**DIRECTIVE:** Write out each record below exactly as it appears, with no pictures.

[Dataset records]

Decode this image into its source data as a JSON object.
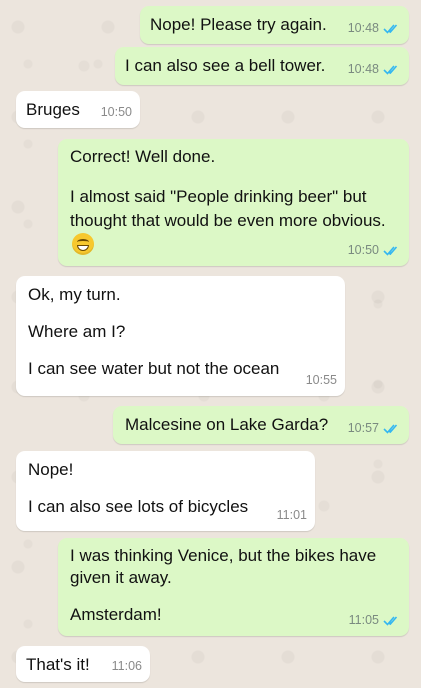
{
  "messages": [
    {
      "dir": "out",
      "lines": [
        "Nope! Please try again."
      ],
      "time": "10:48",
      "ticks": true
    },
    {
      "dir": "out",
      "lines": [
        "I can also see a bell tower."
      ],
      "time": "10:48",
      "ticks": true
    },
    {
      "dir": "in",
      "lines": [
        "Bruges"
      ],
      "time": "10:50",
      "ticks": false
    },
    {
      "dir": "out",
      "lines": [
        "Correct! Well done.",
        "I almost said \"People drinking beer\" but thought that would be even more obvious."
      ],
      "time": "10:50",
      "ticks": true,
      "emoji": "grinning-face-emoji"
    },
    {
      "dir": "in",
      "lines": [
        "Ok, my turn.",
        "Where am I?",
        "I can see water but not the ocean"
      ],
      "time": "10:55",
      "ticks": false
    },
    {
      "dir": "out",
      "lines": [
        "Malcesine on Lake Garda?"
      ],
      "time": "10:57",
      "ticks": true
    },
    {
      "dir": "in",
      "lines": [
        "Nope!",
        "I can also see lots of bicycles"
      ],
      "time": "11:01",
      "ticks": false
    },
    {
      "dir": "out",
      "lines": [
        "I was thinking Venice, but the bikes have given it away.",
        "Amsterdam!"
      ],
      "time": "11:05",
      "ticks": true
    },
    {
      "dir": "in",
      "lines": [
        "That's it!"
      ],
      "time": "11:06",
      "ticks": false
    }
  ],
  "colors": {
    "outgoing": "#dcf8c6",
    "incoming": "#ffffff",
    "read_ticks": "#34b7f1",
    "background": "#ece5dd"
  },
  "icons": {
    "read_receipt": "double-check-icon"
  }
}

**FINISHED EXERCISE:**
Decode this image into its source data as a JSON object.
{
  "messages": [
    {
      "dir": "out",
      "lines": [
        "Nope! Please try again."
      ],
      "time": "10:48",
      "ticks": true
    },
    {
      "dir": "out",
      "lines": [
        "I can also see a bell tower."
      ],
      "time": "10:48",
      "ticks": true
    },
    {
      "dir": "in",
      "lines": [
        "Bruges"
      ],
      "time": "10:50",
      "ticks": false
    },
    {
      "dir": "out",
      "lines": [
        "Correct! Well done.",
        "I almost said \"People drinking beer\" but thought that would be even more obvious."
      ],
      "time": "10:50",
      "ticks": true,
      "emoji": "grinning-face-emoji"
    },
    {
      "dir": "in",
      "lines": [
        "Ok, my turn.",
        "Where am I?",
        "I can see water but not the ocean"
      ],
      "time": "10:55",
      "ticks": false
    },
    {
      "dir": "out",
      "lines": [
        "Malcesine on Lake Garda?"
      ],
      "time": "10:57",
      "ticks": true
    },
    {
      "dir": "in",
      "lines": [
        "Nope!",
        "I can also see lots of bicycles"
      ],
      "time": "11:01",
      "ticks": false
    },
    {
      "dir": "out",
      "lines": [
        "I was thinking Venice, but the bikes have given it away.",
        "Amsterdam!"
      ],
      "time": "11:05",
      "ticks": true
    },
    {
      "dir": "in",
      "lines": [
        "That's it!"
      ],
      "time": "11:06",
      "ticks": false
    }
  ],
  "colors": {
    "outgoing": "#dcf8c6",
    "incoming": "#ffffff",
    "read_ticks": "#34b7f1",
    "background": "#ece5dd"
  },
  "icons": {
    "read_receipt": "double-check-icon"
  }
}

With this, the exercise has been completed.